JOB >>
Produce a word-for-word copy of the listing below without its pictures.

DATA ROWS >>
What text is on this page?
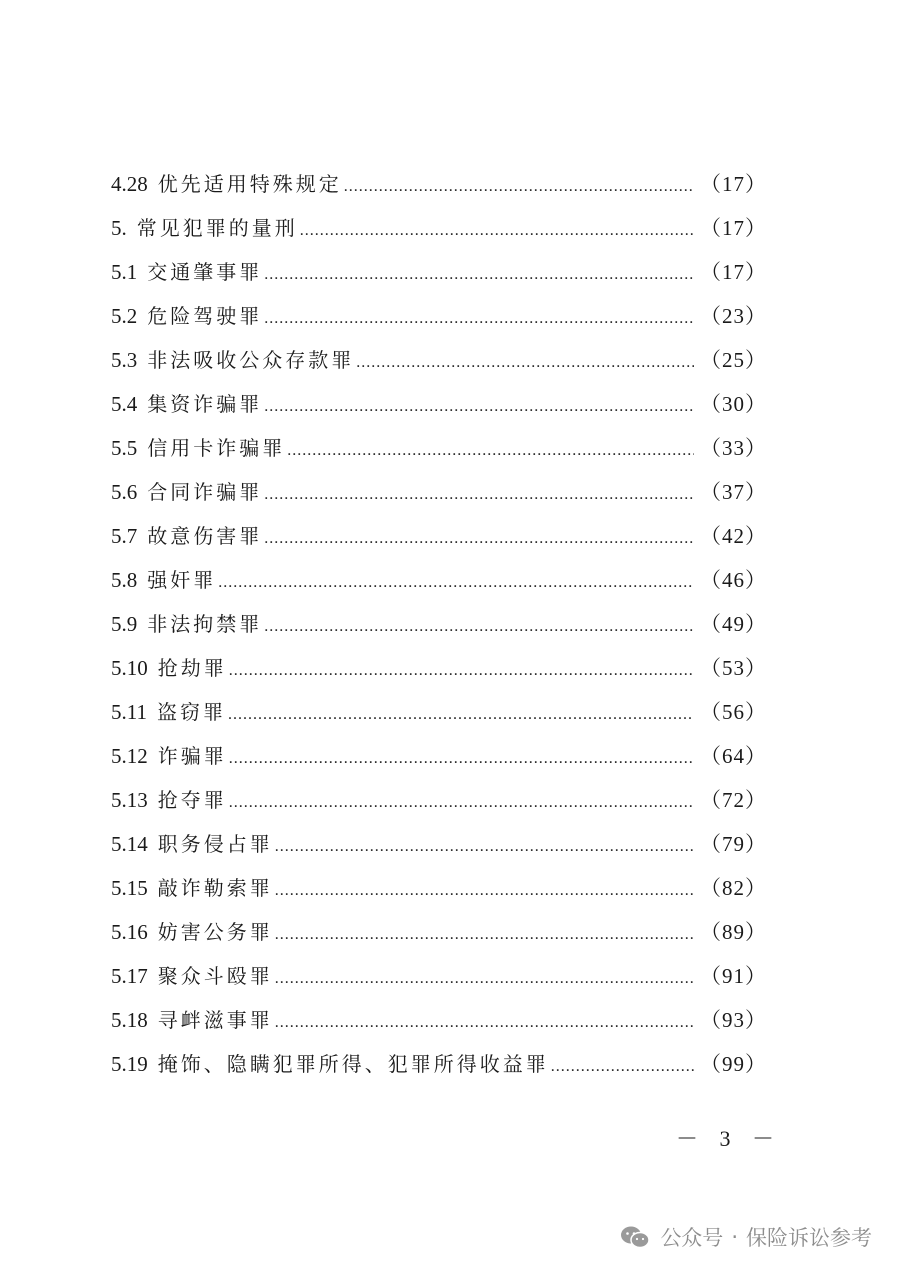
4.28 优先适用特殊规定 .....	（17）
5. 常见犯罪的量刑 .....	（17）
5.1 交通肇事罪 .....	（17）
5.2 危险驾驶罪 .....	（23）
5.3 非法吸收公众存款罪 .....	（25）
5.4 集资诈骗罪 .....	（30）
5.5 信用卡诈骗罪 .....	（33）
5.6 合同诈骗罪 .....	（37）
5.7 故意伤害罪 .....	（42）
5.8 强奸罪 .....	（46）
5.9 非法拘禁罪 .....	（49）
5.10 抢劫罪 .....	（53）
5.11 盗窃罪 .....	（56）
5.12 诈骗罪 .....	（64）
5.13 抢夺罪 .....	（72）
5.14 职务侵占罪 .....	（79）
5.15 敲诈勒索罪 .....	（82）
5.16 妨害公务罪 .....	（89）
5.17 聚众斗殴罪 .....	（91）
5.18 寻衅滋事罪 .....	（93）
5.19 掩饰、隐瞒犯罪所得、犯罪所得收益罪 .....	（99）
－ 3 －
公众号 · 保险诉讼参考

FINAL RESULT >>
What text is on this page?
4.28 优先适用特殊规定 .....	（17）
5. 常见犯罪的量刑 .....	（17）
5.1 交通肇事罪 .....	（17）
5.2 危险驾驶罪 .....	（23）
5.3 非法吸收公众存款罪 .....	（25）
5.4 集资诈骗罪 .....	（30）
5.5 信用卡诈骗罪 .....	（33）
5.6 合同诈骗罪 .....	（37）
5.7 故意伤害罪 .....	（42）
5.8 强奸罪 .....	（46）
5.9 非法拘禁罪 .....	（49）
5.10 抢劫罪 .....	（53）
5.11 盗窃罪 .....	（56）
5.12 诈骗罪 .....	（64）
5.13 抢夺罪 .....	（72）
5.14 职务侵占罪 .....	（79）
5.15 敲诈勒索罪 .....	（82）
5.16 妨害公务罪 .....	（89）
5.17 聚众斗殴罪 .....	（91）
5.18 寻衅滋事罪 .....	（93）
5.19 掩饰、隐瞒犯罪所得、犯罪所得收益罪 .....	（99）
－ 3 －
公众号 · 保险诉讼参考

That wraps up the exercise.